» **Listed records**
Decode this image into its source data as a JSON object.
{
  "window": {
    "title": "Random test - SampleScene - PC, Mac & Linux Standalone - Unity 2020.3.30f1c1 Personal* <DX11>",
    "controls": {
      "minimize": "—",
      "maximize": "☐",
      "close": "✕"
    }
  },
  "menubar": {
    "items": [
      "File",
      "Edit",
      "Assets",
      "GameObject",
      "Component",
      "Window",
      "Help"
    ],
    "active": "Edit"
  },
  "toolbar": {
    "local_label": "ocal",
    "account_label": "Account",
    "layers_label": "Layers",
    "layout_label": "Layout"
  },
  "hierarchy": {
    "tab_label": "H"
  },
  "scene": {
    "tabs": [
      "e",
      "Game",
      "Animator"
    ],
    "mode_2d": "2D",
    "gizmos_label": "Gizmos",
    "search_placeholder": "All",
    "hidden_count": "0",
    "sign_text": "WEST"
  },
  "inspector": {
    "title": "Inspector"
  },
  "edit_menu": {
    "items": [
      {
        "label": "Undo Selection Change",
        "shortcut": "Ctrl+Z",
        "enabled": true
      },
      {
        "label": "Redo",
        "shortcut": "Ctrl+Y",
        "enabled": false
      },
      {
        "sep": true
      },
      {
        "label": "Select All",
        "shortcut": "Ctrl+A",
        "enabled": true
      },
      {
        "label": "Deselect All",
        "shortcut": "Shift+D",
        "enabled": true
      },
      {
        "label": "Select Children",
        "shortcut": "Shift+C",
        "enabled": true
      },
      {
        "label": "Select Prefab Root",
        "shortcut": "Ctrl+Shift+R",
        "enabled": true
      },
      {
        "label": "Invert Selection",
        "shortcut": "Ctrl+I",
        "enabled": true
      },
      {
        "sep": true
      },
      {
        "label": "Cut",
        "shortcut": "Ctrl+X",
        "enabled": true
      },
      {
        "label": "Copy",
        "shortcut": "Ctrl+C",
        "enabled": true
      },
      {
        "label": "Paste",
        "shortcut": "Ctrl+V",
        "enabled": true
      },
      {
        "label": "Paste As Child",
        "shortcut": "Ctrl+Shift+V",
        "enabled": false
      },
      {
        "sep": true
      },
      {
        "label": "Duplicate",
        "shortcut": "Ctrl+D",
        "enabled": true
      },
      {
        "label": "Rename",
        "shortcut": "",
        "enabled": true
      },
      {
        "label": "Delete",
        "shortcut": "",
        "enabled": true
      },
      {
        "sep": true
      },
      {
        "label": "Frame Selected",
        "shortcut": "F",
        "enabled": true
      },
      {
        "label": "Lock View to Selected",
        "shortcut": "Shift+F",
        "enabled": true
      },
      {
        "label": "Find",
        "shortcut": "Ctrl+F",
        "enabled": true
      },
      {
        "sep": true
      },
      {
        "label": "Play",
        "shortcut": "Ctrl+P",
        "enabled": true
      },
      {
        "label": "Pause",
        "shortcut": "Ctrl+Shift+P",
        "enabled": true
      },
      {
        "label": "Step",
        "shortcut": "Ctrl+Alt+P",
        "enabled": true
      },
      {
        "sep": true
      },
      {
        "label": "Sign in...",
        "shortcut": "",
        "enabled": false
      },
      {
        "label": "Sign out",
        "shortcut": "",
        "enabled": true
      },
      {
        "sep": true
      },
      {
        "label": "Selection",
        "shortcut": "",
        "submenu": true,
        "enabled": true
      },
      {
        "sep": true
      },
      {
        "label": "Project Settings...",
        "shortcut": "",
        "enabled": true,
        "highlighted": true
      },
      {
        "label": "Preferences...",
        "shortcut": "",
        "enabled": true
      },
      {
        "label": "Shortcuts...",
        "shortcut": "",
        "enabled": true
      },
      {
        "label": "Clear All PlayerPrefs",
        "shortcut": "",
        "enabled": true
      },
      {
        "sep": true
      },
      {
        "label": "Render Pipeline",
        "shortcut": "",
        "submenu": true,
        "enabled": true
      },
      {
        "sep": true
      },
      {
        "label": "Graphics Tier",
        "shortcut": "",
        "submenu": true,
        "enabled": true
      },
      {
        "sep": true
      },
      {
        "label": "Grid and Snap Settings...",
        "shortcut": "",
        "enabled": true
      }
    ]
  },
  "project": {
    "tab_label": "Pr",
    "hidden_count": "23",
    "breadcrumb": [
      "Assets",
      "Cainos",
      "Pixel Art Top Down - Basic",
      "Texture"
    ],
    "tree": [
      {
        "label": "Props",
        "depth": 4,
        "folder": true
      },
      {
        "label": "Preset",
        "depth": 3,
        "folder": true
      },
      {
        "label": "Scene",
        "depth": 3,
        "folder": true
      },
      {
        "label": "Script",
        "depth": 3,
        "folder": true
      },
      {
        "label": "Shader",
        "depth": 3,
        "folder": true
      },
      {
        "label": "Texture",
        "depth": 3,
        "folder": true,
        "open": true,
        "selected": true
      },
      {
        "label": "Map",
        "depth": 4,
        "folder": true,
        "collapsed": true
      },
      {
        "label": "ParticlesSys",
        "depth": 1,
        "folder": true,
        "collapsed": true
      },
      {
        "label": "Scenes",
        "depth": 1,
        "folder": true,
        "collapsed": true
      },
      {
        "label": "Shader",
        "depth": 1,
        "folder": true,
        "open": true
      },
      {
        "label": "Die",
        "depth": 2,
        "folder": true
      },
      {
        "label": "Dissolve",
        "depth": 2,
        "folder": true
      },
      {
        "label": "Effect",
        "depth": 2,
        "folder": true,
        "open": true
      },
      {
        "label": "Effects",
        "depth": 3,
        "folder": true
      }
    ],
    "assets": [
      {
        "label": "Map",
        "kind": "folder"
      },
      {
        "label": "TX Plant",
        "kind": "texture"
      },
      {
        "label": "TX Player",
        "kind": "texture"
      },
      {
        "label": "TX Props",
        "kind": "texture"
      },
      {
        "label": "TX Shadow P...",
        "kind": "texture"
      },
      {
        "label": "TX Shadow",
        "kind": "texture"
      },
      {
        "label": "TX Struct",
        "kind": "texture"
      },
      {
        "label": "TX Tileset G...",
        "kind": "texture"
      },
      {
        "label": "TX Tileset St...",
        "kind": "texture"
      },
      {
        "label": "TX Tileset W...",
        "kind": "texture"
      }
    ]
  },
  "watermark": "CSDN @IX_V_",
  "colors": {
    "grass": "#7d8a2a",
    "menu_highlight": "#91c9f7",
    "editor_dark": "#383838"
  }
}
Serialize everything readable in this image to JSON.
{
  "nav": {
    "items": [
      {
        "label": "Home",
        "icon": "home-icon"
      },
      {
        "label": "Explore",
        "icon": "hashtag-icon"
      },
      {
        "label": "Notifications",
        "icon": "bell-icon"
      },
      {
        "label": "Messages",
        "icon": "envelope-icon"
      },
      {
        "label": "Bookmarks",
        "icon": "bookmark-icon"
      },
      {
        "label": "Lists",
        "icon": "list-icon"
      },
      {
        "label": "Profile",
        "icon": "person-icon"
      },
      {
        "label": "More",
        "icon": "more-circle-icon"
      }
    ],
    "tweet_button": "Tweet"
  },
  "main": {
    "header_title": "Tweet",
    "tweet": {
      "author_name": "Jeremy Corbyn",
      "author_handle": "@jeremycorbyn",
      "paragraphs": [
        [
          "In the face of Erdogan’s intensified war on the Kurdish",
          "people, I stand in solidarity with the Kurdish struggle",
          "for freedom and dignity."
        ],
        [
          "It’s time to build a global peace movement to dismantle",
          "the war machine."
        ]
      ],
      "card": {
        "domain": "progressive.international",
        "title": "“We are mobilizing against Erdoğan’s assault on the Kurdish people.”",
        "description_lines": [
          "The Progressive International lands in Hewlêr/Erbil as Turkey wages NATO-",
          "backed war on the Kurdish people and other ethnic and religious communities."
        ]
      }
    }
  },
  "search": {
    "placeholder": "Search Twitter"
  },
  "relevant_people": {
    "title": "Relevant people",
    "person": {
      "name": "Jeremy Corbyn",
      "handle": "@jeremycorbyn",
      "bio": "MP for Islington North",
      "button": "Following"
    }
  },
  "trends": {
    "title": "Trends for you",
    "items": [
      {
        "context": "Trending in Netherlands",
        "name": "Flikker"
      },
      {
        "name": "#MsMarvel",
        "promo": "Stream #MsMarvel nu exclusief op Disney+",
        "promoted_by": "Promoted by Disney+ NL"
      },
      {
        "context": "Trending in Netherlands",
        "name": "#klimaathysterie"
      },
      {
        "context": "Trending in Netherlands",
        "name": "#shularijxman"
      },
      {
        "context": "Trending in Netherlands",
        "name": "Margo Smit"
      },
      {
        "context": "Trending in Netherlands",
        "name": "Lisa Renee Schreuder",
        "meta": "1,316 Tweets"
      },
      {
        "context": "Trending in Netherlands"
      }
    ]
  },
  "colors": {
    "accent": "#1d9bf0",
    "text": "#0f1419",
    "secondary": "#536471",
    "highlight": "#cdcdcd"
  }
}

» **Prompt**
Copy every line of the material in which the word "icon" occurs.

» **Expected answer**
        "icon": "home-icon"
        "icon": "hashtag-icon"
        "icon": "bell-icon"
        "icon": "envelope-icon"
        "icon": "bookmark-icon"
        "icon": "list-icon"
        "icon": "person-icon"
        "icon": "more-circle-icon"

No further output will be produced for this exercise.